# [What is required]
Wherever a line holds the string "DWARFS", copy that line.

# [Data entries]
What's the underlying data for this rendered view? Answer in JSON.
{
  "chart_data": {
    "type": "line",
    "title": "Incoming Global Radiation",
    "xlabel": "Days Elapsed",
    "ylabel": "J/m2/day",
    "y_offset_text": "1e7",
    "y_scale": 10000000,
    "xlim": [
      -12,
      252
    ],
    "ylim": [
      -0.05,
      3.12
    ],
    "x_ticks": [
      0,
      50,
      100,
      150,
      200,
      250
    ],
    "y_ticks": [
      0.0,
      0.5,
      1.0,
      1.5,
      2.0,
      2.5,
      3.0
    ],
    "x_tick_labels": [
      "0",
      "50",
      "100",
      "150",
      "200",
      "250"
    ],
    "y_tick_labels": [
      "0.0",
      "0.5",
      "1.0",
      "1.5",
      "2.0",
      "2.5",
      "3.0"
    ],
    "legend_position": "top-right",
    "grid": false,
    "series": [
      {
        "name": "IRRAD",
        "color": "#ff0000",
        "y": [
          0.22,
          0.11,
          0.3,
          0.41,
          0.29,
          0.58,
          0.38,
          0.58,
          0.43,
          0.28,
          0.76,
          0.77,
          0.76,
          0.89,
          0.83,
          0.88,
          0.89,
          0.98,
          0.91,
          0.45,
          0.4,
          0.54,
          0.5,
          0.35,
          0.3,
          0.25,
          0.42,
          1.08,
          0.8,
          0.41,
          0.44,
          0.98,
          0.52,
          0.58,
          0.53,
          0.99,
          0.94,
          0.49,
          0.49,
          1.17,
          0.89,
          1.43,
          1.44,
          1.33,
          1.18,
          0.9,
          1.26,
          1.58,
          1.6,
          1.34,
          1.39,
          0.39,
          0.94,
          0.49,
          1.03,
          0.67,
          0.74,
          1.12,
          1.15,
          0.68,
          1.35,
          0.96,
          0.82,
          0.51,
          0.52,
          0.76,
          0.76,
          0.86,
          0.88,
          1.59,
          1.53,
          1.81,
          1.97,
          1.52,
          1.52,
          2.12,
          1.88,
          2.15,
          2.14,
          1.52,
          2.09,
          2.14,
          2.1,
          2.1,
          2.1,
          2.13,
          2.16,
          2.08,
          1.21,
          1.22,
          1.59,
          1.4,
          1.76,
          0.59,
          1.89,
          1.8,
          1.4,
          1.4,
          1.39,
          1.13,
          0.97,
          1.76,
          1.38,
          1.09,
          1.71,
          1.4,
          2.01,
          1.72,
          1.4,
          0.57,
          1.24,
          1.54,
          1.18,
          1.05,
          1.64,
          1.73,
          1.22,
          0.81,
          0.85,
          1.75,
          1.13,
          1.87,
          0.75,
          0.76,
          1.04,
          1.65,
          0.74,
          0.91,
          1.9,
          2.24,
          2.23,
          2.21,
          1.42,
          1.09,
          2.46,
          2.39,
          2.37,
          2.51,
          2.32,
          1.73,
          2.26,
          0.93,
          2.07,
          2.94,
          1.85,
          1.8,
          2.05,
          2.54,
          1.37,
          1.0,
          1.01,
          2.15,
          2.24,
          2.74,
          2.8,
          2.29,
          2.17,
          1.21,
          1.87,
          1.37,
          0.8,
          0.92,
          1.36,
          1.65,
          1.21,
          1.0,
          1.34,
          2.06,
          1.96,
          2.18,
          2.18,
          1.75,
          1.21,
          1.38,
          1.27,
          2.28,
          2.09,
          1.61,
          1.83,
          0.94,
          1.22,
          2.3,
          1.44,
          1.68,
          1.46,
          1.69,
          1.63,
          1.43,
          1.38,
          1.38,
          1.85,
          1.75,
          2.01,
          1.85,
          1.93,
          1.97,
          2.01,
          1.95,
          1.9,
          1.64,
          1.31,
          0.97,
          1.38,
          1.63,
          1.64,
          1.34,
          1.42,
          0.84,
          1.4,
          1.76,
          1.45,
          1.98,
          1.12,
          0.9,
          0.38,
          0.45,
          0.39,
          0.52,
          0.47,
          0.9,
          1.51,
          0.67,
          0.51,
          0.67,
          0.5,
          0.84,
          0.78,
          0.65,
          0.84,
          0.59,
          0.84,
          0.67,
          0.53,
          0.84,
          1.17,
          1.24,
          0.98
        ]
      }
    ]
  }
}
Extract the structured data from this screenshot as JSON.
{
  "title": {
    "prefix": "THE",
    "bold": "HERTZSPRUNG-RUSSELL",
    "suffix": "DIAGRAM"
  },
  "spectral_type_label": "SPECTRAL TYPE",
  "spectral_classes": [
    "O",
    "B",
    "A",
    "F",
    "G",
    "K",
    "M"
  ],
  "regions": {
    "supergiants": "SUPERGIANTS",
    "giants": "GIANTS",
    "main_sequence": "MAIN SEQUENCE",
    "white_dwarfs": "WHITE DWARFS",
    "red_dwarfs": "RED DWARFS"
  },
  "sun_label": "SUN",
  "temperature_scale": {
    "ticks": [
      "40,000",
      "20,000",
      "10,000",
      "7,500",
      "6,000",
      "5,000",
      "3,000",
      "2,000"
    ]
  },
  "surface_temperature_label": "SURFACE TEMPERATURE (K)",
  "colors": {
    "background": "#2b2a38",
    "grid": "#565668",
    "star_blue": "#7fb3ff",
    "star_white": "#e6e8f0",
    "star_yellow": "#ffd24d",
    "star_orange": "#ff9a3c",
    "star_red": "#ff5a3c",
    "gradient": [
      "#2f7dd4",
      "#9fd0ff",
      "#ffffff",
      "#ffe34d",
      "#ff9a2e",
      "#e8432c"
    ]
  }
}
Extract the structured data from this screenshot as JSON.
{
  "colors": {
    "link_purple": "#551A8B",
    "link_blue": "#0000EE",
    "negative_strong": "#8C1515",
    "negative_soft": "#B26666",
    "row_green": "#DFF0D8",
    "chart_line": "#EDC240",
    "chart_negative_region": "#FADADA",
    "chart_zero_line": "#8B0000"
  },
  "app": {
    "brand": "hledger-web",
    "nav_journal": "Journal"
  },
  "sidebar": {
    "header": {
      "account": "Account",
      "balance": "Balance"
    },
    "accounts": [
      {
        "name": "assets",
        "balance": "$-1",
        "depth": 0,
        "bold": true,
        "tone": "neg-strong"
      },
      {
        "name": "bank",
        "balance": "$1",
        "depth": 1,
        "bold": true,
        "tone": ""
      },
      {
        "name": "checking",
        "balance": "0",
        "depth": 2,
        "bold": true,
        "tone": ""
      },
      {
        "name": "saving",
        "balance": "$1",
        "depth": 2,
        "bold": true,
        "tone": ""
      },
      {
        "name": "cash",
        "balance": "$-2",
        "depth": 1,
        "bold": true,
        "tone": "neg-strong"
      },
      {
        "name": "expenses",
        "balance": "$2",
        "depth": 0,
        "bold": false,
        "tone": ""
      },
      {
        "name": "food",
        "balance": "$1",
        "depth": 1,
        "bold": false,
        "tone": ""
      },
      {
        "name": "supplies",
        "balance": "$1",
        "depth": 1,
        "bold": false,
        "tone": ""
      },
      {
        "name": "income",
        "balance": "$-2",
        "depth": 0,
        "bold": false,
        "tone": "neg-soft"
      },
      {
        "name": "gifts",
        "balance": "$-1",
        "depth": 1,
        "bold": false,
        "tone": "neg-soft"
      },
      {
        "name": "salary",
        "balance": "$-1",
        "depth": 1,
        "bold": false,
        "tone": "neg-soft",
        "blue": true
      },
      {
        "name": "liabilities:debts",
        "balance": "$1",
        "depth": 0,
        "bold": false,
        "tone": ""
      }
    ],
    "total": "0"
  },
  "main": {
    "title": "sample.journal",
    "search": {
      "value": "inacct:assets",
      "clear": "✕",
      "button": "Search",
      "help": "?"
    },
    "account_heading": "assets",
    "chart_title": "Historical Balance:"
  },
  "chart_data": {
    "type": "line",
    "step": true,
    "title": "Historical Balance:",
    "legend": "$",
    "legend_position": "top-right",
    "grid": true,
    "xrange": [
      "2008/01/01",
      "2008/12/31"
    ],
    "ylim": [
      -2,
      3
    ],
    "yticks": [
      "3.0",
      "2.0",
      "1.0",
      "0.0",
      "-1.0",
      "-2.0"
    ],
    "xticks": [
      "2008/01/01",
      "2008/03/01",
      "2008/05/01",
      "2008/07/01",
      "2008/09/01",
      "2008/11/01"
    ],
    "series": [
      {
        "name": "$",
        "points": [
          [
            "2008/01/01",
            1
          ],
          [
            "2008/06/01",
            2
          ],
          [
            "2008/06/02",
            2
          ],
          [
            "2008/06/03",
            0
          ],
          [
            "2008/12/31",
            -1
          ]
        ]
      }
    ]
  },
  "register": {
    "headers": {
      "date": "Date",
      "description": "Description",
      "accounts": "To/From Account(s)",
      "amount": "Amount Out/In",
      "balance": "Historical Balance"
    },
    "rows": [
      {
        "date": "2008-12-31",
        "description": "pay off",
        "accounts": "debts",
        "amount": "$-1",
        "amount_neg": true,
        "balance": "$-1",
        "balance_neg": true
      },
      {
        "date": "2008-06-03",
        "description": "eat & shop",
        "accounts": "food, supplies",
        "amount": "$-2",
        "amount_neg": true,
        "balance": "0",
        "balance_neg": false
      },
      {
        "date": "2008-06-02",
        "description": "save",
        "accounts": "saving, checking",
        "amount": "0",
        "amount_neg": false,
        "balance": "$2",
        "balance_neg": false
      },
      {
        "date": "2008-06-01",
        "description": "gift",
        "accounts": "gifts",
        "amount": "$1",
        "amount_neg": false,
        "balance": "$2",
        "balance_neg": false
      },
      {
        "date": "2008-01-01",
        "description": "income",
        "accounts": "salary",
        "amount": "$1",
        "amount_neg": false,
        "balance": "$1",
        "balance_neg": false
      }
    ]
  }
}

# [Solution for this problem]
    "white_dwarfs": "WHITE DWARFS",
    "red_dwarfs": "RED DWARFS"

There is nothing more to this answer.